● EXERCICES
**1.** Répondez aux questions suivantes à partir de l'extrait sur les gisements gaziers disputés entre Israël et le Liban.
(a) Quelle compagnie a découvert les gisements gaziers offshores ?
(b) Comment s'appellent les zones concernées ?
(c) D'après l'United States Geological Survey, quel volume de gaz naturel ces gisements pourraient-ils contenir ?
**2.** D'après l'extrait sur les gisements gaziers, pour quelle raison les zones de Tamar et de Léviathan sont-elles farouchement disputées ?
───── EXTRAIT DU DOCUMENT
Guerre de l’information entre Israel et le Liban autour des gisements gaziers

Depuis l’été 2006, les tensions israélo-libanaises sont essentiellement concentrées autour de a délimitation terrestre imposée par l’ONU après le retrait israélien du Sud-Liban en 2000. Or depuis la découverte d’importants gisements gaziers offshores par la compagnie israélienne Delek Energy, les dimensions sont également devenues maritimes. Les zones concernées, dénommées Tamar et Léviathan, sont depuis farouchement disputées et ce en raison de l’absence de frontières officielles.

Un enjeu énergétique important pour les deux pays

D’après l’United States Geological Survey, ces gisements pourraient contenir près de 700 milliards de mètres cubes de gaz naturel ainsi qu’1,7 milliard de barils de pétrole, ce qui en ferait un enjeu stratégique majeur. Cependant de nombreux obstacles se dressent face à une potentielle exploitation de ces gisements, faisant de ces zones et plus particulièrement de celle du Léviathan, en raison de sa situation géographique, des objets singuliers aux yeux de la société libanaise.
──────────
───── ENREGISTREMENTS PRÉSENTÉS
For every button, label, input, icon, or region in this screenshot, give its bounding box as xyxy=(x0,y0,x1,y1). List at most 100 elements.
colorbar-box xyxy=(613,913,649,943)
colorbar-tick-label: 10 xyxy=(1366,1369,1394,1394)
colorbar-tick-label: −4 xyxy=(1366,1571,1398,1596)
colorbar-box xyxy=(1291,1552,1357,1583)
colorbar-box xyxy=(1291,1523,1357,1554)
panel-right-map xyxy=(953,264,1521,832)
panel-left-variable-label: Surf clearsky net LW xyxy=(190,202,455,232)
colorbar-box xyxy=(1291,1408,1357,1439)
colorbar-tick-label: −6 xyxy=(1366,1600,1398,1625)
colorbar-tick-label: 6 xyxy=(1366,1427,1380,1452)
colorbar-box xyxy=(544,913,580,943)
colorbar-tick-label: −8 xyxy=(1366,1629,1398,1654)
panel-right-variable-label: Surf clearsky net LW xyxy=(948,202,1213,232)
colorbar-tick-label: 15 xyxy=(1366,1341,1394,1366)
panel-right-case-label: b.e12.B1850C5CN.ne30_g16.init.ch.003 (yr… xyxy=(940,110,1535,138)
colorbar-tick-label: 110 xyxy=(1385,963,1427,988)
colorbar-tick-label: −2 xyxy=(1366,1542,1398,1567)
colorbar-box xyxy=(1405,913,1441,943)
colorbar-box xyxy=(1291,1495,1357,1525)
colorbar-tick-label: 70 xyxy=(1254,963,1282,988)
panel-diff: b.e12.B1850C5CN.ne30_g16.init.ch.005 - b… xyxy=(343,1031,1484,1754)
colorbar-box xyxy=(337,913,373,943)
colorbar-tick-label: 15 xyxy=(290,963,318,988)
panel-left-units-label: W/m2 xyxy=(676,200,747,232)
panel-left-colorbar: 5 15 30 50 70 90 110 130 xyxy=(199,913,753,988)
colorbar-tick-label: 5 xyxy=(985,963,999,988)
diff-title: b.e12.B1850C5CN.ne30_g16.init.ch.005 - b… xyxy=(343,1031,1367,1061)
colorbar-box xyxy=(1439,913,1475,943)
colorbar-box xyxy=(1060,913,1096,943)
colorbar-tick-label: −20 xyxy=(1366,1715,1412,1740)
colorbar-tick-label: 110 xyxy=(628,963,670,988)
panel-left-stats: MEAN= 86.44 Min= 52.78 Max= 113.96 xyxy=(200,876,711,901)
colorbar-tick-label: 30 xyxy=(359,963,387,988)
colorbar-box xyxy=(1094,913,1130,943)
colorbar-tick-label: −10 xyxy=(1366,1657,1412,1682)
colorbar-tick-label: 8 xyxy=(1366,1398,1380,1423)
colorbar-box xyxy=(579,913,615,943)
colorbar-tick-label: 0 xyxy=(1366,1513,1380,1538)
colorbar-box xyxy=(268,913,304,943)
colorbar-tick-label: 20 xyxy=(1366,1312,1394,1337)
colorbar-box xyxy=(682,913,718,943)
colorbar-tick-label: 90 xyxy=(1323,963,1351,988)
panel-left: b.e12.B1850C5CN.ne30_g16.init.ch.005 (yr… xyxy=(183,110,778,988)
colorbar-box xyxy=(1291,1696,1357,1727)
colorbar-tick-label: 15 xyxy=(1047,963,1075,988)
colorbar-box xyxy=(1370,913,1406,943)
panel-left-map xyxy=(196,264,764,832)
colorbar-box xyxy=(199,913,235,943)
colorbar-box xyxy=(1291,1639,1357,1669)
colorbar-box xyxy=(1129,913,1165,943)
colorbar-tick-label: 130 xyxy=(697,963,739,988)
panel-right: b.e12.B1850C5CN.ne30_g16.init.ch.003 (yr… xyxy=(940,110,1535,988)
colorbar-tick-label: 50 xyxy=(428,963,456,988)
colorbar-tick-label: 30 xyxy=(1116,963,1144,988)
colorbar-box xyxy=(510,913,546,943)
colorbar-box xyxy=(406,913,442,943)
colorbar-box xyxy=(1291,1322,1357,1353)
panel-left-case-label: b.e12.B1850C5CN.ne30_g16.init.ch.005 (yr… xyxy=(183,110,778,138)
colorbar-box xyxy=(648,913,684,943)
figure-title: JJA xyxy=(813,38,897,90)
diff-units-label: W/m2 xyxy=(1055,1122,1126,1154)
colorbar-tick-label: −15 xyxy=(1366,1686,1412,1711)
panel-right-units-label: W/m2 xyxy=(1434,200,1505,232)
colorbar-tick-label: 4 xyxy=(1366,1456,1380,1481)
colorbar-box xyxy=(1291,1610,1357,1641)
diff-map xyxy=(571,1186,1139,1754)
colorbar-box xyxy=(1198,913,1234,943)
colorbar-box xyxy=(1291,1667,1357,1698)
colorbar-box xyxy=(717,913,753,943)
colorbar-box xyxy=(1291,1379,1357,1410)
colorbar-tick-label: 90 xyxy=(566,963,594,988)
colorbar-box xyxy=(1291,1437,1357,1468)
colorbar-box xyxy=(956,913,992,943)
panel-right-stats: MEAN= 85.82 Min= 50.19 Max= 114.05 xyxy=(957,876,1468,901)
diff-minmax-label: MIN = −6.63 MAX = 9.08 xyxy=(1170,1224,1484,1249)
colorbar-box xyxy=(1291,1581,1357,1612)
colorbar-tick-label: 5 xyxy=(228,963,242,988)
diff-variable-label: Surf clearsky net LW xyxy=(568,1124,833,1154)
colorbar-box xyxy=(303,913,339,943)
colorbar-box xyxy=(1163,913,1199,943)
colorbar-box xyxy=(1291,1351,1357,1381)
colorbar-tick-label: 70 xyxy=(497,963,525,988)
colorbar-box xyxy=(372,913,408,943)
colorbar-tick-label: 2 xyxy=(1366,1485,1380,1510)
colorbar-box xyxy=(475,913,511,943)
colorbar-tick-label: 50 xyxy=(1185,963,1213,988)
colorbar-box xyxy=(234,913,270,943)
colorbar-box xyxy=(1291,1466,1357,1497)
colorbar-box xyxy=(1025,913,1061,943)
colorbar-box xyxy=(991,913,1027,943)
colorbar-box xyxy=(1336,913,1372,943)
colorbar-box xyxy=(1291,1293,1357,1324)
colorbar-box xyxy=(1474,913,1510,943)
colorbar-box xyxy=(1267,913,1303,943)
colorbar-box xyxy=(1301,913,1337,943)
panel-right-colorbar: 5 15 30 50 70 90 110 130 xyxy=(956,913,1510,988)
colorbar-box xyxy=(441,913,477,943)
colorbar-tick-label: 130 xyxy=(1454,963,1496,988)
──────────
● CORRIGÉ
**1.**
(a) La compagnie israélienne Delek Energy.
(b) Tamar et Léviathan.
(c) Près de 700 milliards de mètres cubes.

**2.** Les zones de Tamar et de Léviathan sont farouchement disputées en raison de l'absence de frontières officielles.